DATA SHOWN:

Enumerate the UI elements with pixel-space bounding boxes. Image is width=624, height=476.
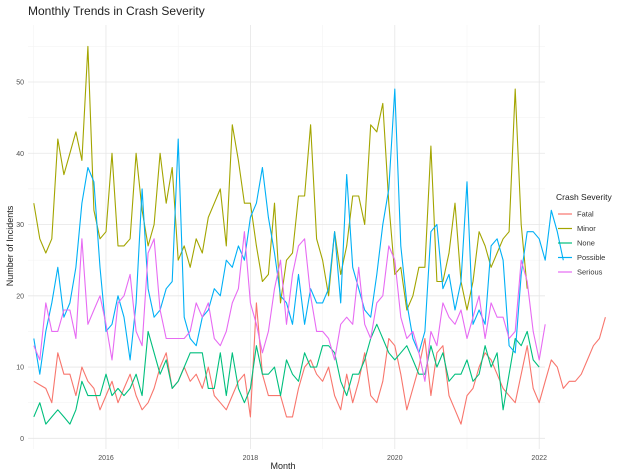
x-axis-title: Month <box>270 461 295 471</box>
series-line-serious <box>33 231 546 382</box>
series-line-minor <box>33 45 528 311</box>
legend-label-minor: Minor <box>577 224 596 233</box>
legend-label-none: None <box>577 239 595 248</box>
y-tick-label: 20 <box>16 293 24 300</box>
y-tick-label: 40 <box>16 151 24 158</box>
legend-label-serious: Serious <box>577 268 603 277</box>
y-tick-label: 10 <box>16 365 24 372</box>
series-line-fatal <box>33 302 606 425</box>
legend: Crash Severity Fatal Minor None Possible Ser… <box>556 192 612 277</box>
y-tick-label: 0 <box>20 436 24 443</box>
y-tick-label: 50 <box>16 80 24 87</box>
x-tick-label: 2022 <box>531 455 547 462</box>
y-axis-ticks: 0 10 20 30 40 50 <box>16 80 24 443</box>
legend-title: Crash Severity <box>556 192 612 202</box>
chart-title: Monthly Trends in Crash Severity <box>28 4 205 18</box>
x-tick-label: 2018 <box>243 455 259 462</box>
x-axis-ticks: 2016 2018 2020 2022 <box>98 455 547 462</box>
series-line-possible <box>33 88 564 375</box>
series-line-none <box>33 323 540 425</box>
x-tick-label: 2016 <box>98 455 114 462</box>
x-tick-label: 2020 <box>387 455 403 462</box>
legend-label-possible: Possible <box>577 253 605 262</box>
grid <box>28 25 545 449</box>
y-axis-title: Number of Incidents <box>5 205 15 286</box>
y-tick-label: 30 <box>16 222 24 229</box>
legend-label-fatal: Fatal <box>577 210 594 219</box>
series-layer <box>33 45 606 425</box>
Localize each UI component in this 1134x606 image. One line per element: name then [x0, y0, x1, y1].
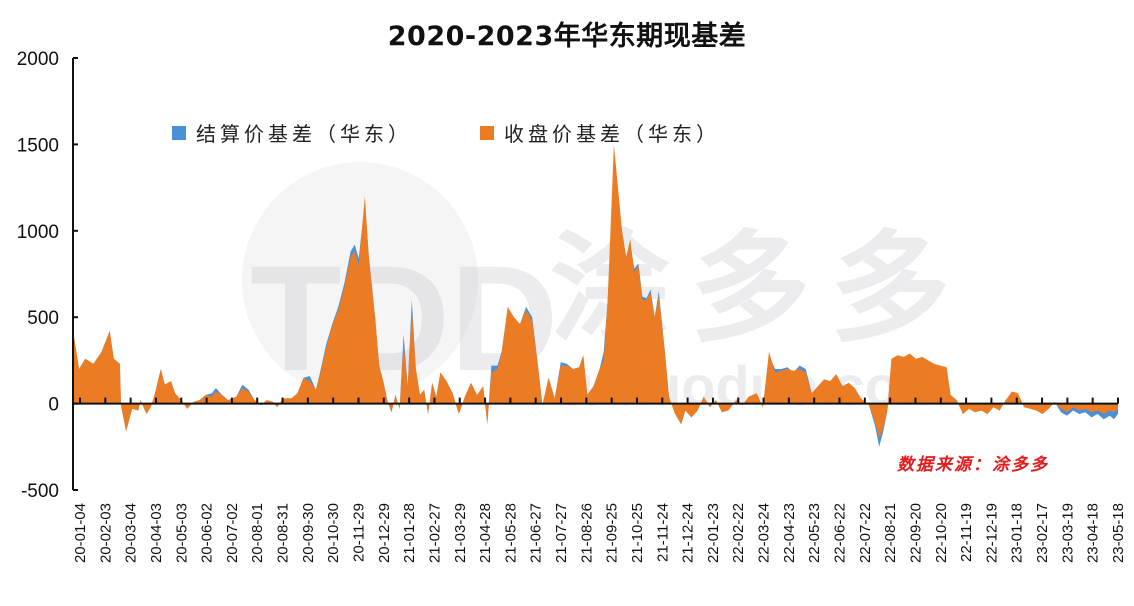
x-tick-label: 22-11-19 [958, 503, 975, 562]
legend-swatch-orange [480, 125, 494, 140]
x-tick-label: 21-02-27 [426, 503, 443, 563]
x-tick-label: 20-09-30 [300, 503, 317, 563]
legend-swatch-blue [172, 125, 186, 140]
x-tick-label: 20-11-29 [350, 503, 367, 562]
legend-item-close: 收盘价基差（华东） [480, 118, 720, 147]
x-tick-label: 23-02-17 [1034, 503, 1051, 563]
x-tick-label: 20-03-04 [123, 503, 140, 563]
x-tick-label: 20-12-29 [376, 503, 393, 563]
legend-label: 收盘价基差（华东） [504, 122, 720, 146]
x-tick-label: 22-10-20 [933, 503, 950, 563]
x-tick-label: 22-09-20 [907, 503, 924, 563]
x-tick-label: 21-12-24 [680, 503, 697, 563]
x-tick-label: 21-11-24 [654, 503, 671, 562]
x-tick-label: 22-04-23 [781, 503, 798, 563]
x-tick-label: 22-03-24 [756, 503, 773, 563]
x-tick-label: 21-03-29 [452, 503, 469, 563]
axes: 2000 1500 1000 500 0 -500 20-01-04 20-02-03 20-0… [17, 49, 1127, 563]
x-tick-label: 20-10-30 [325, 503, 342, 563]
x-tick-label: 23-05-18 [1110, 503, 1127, 563]
x-tick-label: 21-05-28 [502, 503, 519, 563]
x-tick-label: 22-05-23 [806, 503, 823, 563]
x-tick-label: 22-01-23 [705, 503, 722, 563]
x-tick-label: 22-07-22 [857, 503, 874, 563]
y-tick-label: 500 [27, 308, 59, 329]
y-tick-label: 1000 [17, 222, 59, 243]
x-tick-label: 20-06-02 [199, 503, 216, 563]
y-tick-label: 2000 [17, 49, 59, 70]
x-tick-label: 21-08-26 [578, 503, 595, 563]
close-basis-area [73, 144, 1118, 439]
x-tick-label: 20-07-02 [224, 503, 241, 563]
x-tick-label: 22-08-21 [882, 503, 899, 563]
x-tick-label: 21-09-25 [604, 503, 621, 563]
x-tick-label: 21-07-27 [553, 503, 570, 563]
x-tick-label: 21-06-27 [528, 503, 545, 563]
y-tick-label: -500 [21, 481, 59, 502]
x-tick-label: 20-08-31 [275, 503, 292, 563]
x-tick-label: 23-01-18 [1009, 503, 1026, 563]
y-tick-label: 0 [48, 395, 59, 416]
x-tick-label: 20-02-03 [97, 503, 114, 563]
legend-label: 结算价基差（华东） [196, 122, 412, 146]
series-areas [73, 144, 1118, 447]
x-tick-label: 20-04-03 [148, 503, 165, 563]
y-tick-label: 1500 [17, 135, 59, 156]
x-tick-label: 23-04-18 [1085, 503, 1102, 563]
x-tick-label: 21-10-25 [629, 503, 646, 563]
x-tick-label: 22-02-22 [730, 503, 747, 563]
chart-title: 2020-2023年华东期现基差 [387, 21, 747, 52]
x-tick-label: 22-06-22 [832, 503, 849, 563]
source-note: 数据来源：涂多多 [897, 455, 1049, 475]
legend-item-settlement: 结算价基差（华东） [172, 118, 412, 147]
x-tick-label: 20-08-01 [249, 503, 266, 563]
x-tick-label: 20-01-04 [72, 503, 89, 563]
x-tick-label: 21-04-28 [477, 503, 494, 563]
legend: 结算价基差（华东） 收盘价基差（华东） [172, 118, 720, 147]
x-tick-label: 20-05-03 [173, 503, 190, 563]
x-tick-label: 21-01-28 [401, 503, 418, 563]
x-tick-label: 22-12-19 [983, 503, 1000, 563]
x-tick-label: 23-03-19 [1059, 503, 1076, 563]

DIRECTIONS FOR THIS TASK:
Rewrite the records above as one numbered list with each line as its own item. Skip blank lines and omit the pictures.

OUTPUT FOR THIS TASK:
1. Enumerate the UI elements with pixel-space bounding boxes. Image is width=624, height=476.
2. x-axis-title: Month <box>270 461 295 471</box>
3. series-line-serious <box>33 231 546 382</box>
4. series-line-minor <box>33 45 528 311</box>
5. legend-label-minor: Minor <box>577 224 596 233</box>
6. legend-label-none: None <box>577 239 595 248</box>
7. y-tick-label: 20 <box>16 293 24 300</box>
8. y-tick-label: 40 <box>16 151 24 158</box>
9. legend-label-serious: Serious <box>577 268 603 277</box>
10. y-tick-label: 10 <box>16 365 24 372</box>
11. series-line-fatal <box>33 302 606 425</box>
12. legend: Crash Severity Fatal Minor None Possible Ser… <box>556 192 612 277</box>
13. y-tick-label: 0 <box>20 436 24 443</box>
14. y-tick-label: 50 <box>16 80 24 87</box>
15. x-tick-label: 2022 <box>531 455 547 462</box>
16. y-axis-ticks: 0 10 20 30 40 50 <box>16 80 24 443</box>
17. legend-title: Crash Severity <box>556 192 612 202</box>
18. chart-title: Monthly Trends in Crash Severity <box>28 4 205 18</box>
19. x-tick-label: 2018 <box>243 455 259 462</box>
20. x-axis-ticks: 2016 2018 2020 2022 <box>98 455 547 462</box>
21. series-line-possible <box>33 88 564 375</box>
22. series-line-none <box>33 323 540 425</box>
23. x-tick-label: 2016 <box>98 455 114 462</box>
24. x-tick-label: 2020 <box>387 455 403 462</box>
25. legend-label-possible: Possible <box>577 253 605 262</box>
26. grid <box>28 25 545 449</box>
27. y-axis-title: Number of Incidents <box>5 205 15 286</box>
28. y-tick-label: 30 <box>16 222 24 229</box>
29. legend-label-fatal: Fatal <box>577 210 594 219</box>
30. series-layer <box>33 45 606 425</box>
31. Localize each UI component in this 1134x606 image. One line per element: name then [x0, y0, x1, y1].
32. x-tick-label: 22-11-19 [958, 503, 975, 562]
33. legend-swatch-orange [480, 125, 494, 140]
34. x-tick-label: 21-02-27 [426, 503, 443, 563]
35. x-tick-label: 20-09-30 [300, 503, 317, 563]
36. legend-swatch-blue [172, 125, 186, 140]
37. x-tick-label: 20-11-29 [350, 503, 367, 562]
38. legend-item-close: 收盘价基差（华东） [480, 118, 720, 147]
39. x-tick-label: 23-02-17 [1034, 503, 1051, 563]
40. x-tick-label: 20-03-04 [123, 503, 140, 563]
41. x-tick-label: 20-12-29 [376, 503, 393, 563]
42. legend-label: 收盘价基差（华东） [504, 122, 720, 146]
43. x-tick-label: 22-10-20 [933, 503, 950, 563]
44. x-tick-label: 22-09-20 [907, 503, 924, 563]
45. x-tick-label: 21-12-24 [680, 503, 697, 563]
46. x-tick-label: 21-11-24 [654, 503, 671, 562]
47. x-tick-label: 22-04-23 [781, 503, 798, 563]
48. x-tick-label: 22-03-24 [756, 503, 773, 563]
49. x-tick-label: 21-03-29 [452, 503, 469, 563]
50. axes: 2000 1500 1000 500 0 -500 20-01-04 20-02-03 20-0… [17, 49, 1127, 563]
51. x-tick-label: 20-10-30 [325, 503, 342, 563]
52. x-tick-label: 23-05-18 [1110, 503, 1127, 563]
53. x-tick-label: 21-05-28 [502, 503, 519, 563]
54. x-tick-label: 22-05-23 [806, 503, 823, 563]
55. x-tick-label: 22-01-23 [705, 503, 722, 563]
56. x-tick-label: 22-07-22 [857, 503, 874, 563]
57. y-tick-label: 500 [27, 308, 59, 329]
58. y-tick-label: 1000 [17, 222, 59, 243]
59. x-tick-label: 20-06-02 [199, 503, 216, 563]
60. y-tick-label: 2000 [17, 49, 59, 70]
61. x-tick-label: 21-08-26 [578, 503, 595, 563]
62. close-basis-area [73, 144, 1118, 439]
63. x-tick-label: 20-07-02 [224, 503, 241, 563]
64. x-tick-label: 22-08-21 [882, 503, 899, 563]
65. x-tick-label: 21-09-25 [604, 503, 621, 563]
66. x-tick-label: 21-07-27 [553, 503, 570, 563]
67. x-tick-label: 21-06-27 [528, 503, 545, 563]
68. y-tick-label: -500 [21, 481, 59, 502]
69. x-tick-label: 20-08-31 [275, 503, 292, 563]
70. x-tick-label: 23-01-18 [1009, 503, 1026, 563]
71. y-tick-label: 0 [48, 395, 59, 416]
72. x-tick-label: 20-02-03 [97, 503, 114, 563]
73. legend-label: 结算价基差（华东） [196, 122, 412, 146]
74. series-areas [73, 144, 1118, 447]
75. x-tick-label: 20-04-03 [148, 503, 165, 563]
76. y-tick-label: 1500 [17, 135, 59, 156]
77. x-tick-label: 23-04-18 [1085, 503, 1102, 563]
78. x-tick-label: 21-10-25 [629, 503, 646, 563]
79. x-tick-label: 22-02-22 [730, 503, 747, 563]
80. chart-title: 2020-2023年华东期现基差 [387, 21, 747, 52]
81. x-tick-label: 22-06-22 [832, 503, 849, 563]
82. source-note: 数据来源：涂多多 [897, 455, 1049, 475]
83. legend-item-settlement: 结算价基差（华东） [172, 118, 412, 147]
84. x-tick-label: 20-08-01 [249, 503, 266, 563]
85. x-tick-label: 20-01-04 [72, 503, 89, 563]
86. x-tick-label: 21-04-28 [477, 503, 494, 563]
87. legend: 结算价基差（华东） 收盘价基差（华东） [172, 118, 720, 147]
88. x-tick-label: 20-05-03 [173, 503, 190, 563]
89. x-tick-label: 21-01-28 [401, 503, 418, 563]
90. x-tick-label: 22-12-19 [983, 503, 1000, 563]
91. x-tick-label: 23-03-19 [1059, 503, 1076, 563]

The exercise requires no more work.